### EXERCISE TASK
Restate the full set of records exactly, without adding or dropping a word.

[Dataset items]
---*---

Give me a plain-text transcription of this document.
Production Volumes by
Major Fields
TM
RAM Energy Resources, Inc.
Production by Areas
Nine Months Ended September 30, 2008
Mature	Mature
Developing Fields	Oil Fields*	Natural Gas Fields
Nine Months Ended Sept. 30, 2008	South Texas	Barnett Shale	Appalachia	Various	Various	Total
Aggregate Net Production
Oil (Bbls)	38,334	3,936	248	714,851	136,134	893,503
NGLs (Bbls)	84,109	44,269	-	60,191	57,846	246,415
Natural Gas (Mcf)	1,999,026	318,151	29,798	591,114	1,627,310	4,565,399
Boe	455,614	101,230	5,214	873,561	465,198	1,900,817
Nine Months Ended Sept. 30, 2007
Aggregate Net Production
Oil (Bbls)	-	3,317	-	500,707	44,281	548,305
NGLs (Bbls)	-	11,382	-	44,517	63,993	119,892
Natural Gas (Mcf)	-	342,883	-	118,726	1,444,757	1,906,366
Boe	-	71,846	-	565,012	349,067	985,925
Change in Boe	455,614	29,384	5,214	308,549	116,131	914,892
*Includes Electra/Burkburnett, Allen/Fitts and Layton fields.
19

---*---

### OUTPUT
Give me a plain-text transcription of this document.
Production Volumes by
Major Fields
TM
RAM Energy Resources, Inc.
Production by Areas
Nine Months Ended September 30, 2008
Mature	Mature
Developing Fields	Oil Fields*	Natural Gas Fields
Nine Months Ended Sept. 30, 2008	South Texas	Barnett Shale	Appalachia	Various	Various	Total
Aggregate Net Production
Oil (Bbls)	38,334	3,936	248	714,851	136,134	893,503
NGLs (Bbls)	84,109	44,269	-	60,191	57,846	246,415
Natural Gas (Mcf)	1,999,026	318,151	29,798	591,114	1,627,310	4,565,399
Boe	455,614	101,230	5,214	873,561	465,198	1,900,817
Nine Months Ended Sept. 30, 2007
Aggregate Net Production
Oil (Bbls)	-	3,317	-	500,707	44,281	548,305
NGLs (Bbls)	-	11,382	-	44,517	63,993	119,892
Natural Gas (Mcf)	-	342,883	-	118,726	1,444,757	1,906,366
Boe	-	71,846	-	565,012	349,067	985,925
Change in Boe	455,614	29,384	5,214	308,549	116,131	914,892
*Includes Electra/Burkburnett, Allen/Fitts and Layton fields.
19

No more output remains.